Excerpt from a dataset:
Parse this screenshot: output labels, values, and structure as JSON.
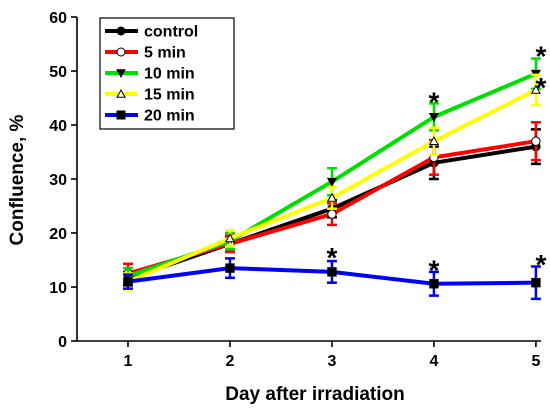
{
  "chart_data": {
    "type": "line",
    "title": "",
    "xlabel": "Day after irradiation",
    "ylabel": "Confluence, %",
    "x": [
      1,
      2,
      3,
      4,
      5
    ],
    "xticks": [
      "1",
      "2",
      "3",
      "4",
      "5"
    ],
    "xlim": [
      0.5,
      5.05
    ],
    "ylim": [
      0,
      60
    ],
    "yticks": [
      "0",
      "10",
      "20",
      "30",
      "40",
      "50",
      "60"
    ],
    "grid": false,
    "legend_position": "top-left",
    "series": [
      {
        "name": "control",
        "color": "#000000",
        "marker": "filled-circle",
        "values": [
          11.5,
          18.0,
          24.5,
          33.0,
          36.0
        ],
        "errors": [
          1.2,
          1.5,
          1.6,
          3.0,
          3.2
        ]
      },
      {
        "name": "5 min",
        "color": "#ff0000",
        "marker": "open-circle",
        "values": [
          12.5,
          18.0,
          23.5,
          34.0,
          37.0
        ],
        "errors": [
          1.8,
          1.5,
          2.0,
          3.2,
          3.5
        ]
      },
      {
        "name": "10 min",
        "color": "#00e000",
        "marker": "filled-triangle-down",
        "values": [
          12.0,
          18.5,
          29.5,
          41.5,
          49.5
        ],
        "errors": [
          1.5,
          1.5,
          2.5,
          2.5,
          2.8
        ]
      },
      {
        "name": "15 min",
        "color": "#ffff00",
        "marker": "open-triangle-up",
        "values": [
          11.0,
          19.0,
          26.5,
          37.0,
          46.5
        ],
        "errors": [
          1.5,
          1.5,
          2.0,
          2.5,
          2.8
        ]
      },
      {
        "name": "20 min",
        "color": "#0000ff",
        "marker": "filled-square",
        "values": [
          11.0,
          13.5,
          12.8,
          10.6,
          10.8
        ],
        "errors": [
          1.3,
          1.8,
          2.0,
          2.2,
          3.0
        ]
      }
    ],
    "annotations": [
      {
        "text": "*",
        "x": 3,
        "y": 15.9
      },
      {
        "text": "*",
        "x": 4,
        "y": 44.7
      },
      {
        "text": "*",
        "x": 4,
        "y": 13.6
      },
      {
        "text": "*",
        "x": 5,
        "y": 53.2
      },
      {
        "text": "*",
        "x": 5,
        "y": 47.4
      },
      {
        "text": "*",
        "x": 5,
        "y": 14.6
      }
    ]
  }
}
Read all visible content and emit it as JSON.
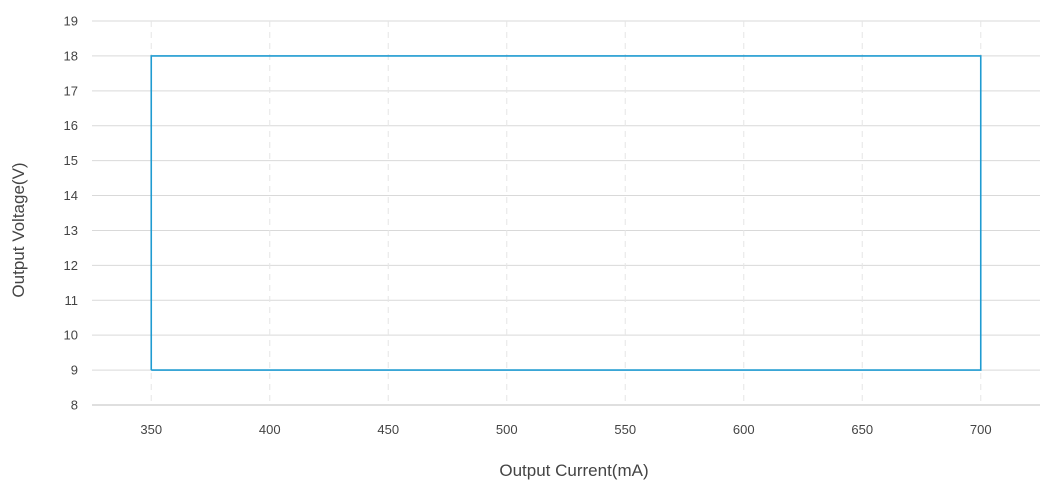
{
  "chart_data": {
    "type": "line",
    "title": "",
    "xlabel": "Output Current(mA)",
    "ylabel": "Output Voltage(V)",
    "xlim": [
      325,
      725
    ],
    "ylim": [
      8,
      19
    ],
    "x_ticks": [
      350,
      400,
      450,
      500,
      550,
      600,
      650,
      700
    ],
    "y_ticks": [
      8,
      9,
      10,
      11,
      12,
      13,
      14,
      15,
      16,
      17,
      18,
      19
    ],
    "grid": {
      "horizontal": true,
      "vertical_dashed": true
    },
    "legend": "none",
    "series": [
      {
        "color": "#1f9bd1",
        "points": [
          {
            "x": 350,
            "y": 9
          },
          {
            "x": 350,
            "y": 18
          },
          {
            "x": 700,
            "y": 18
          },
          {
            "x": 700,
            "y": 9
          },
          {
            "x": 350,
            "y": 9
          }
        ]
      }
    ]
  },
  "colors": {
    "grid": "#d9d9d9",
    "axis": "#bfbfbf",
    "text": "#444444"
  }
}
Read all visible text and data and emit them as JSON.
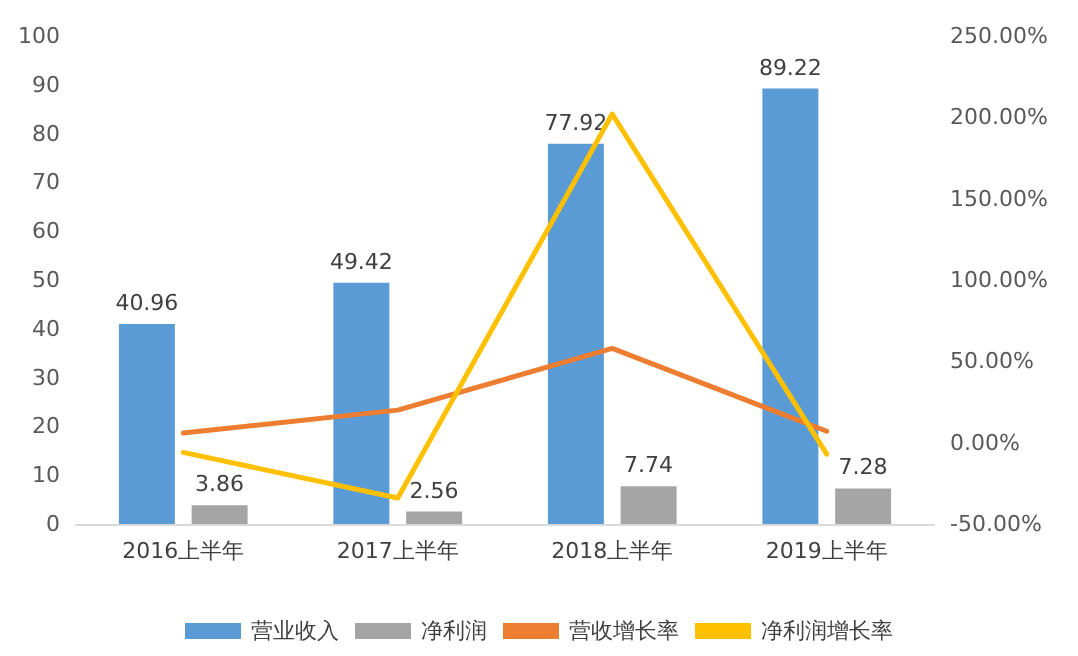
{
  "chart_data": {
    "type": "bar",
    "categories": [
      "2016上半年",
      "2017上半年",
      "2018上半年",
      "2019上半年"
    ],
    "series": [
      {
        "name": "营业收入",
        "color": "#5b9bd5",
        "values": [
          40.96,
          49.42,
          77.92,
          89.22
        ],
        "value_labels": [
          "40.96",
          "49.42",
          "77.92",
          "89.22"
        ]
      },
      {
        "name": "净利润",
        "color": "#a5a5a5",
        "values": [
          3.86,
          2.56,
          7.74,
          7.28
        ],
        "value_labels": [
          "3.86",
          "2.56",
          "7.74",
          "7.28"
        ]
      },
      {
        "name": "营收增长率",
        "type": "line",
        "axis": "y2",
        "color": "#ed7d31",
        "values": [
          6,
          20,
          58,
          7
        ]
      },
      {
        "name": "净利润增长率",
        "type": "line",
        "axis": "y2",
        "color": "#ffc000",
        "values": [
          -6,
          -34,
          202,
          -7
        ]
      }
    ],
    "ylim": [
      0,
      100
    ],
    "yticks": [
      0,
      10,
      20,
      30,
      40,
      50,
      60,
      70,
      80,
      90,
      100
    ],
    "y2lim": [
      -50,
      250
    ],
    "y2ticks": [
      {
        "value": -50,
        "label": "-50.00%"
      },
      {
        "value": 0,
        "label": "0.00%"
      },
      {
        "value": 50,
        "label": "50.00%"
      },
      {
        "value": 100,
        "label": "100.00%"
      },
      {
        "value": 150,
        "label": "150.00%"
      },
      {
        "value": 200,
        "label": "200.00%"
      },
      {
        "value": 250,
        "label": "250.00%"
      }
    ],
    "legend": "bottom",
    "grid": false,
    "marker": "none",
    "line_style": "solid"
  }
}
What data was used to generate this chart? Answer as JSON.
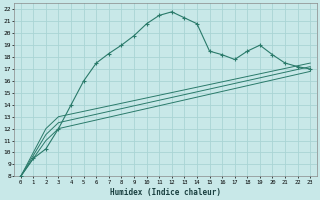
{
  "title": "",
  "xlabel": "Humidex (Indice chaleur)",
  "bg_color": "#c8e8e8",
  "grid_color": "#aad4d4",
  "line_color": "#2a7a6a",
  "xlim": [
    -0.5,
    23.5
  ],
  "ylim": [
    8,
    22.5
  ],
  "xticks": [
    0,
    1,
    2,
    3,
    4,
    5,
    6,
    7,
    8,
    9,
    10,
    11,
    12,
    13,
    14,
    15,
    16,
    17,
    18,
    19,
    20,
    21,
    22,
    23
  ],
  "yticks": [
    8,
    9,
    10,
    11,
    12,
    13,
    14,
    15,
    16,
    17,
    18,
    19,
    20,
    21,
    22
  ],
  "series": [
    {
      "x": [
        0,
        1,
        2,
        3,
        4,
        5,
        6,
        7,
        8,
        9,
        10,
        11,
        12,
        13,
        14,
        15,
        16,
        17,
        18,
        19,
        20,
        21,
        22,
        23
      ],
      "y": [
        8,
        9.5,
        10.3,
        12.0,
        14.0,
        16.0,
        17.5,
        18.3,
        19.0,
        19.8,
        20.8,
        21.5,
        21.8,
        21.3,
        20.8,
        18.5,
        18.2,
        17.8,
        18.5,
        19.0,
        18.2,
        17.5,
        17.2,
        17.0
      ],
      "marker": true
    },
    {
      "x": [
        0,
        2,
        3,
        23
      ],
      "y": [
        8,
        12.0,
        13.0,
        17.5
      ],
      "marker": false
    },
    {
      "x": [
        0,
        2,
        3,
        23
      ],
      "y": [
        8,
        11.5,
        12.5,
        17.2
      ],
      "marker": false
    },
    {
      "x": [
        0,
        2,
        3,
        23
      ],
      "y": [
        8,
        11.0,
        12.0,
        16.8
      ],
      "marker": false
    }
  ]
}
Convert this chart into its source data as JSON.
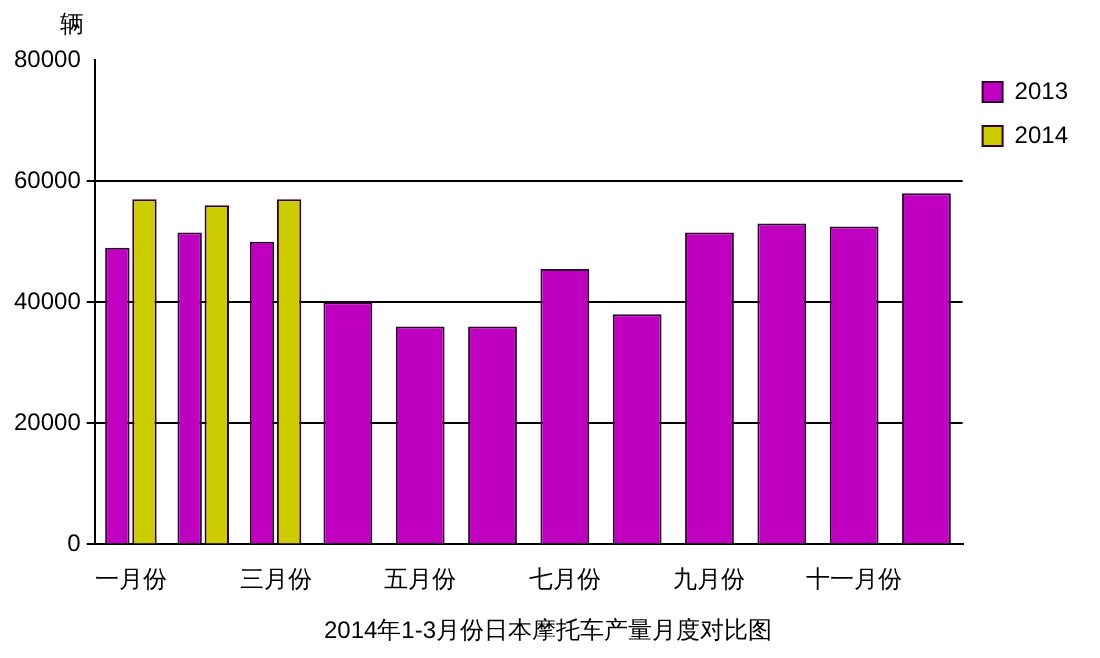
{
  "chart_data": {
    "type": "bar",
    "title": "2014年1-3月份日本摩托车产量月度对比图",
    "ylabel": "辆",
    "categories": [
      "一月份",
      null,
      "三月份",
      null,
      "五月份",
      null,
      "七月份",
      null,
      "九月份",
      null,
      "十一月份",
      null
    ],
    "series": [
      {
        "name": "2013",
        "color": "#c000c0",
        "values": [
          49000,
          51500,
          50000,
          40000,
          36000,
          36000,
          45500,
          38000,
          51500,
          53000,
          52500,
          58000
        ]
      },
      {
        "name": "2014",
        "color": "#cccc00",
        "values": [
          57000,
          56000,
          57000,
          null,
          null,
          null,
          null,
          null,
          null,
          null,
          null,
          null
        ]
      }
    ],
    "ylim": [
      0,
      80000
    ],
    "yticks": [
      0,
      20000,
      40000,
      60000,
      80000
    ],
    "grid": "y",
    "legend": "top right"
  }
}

== EXERCISE REQUIREMENTS ==
Identify and copy the lines holding the word "ylabel".

== SOLUTION FOR THIS PROBLEM ==
    "ylabel": "Confluence, %",
    "ylabel": "Output Voltage(V)",
    "ylabel": "辆",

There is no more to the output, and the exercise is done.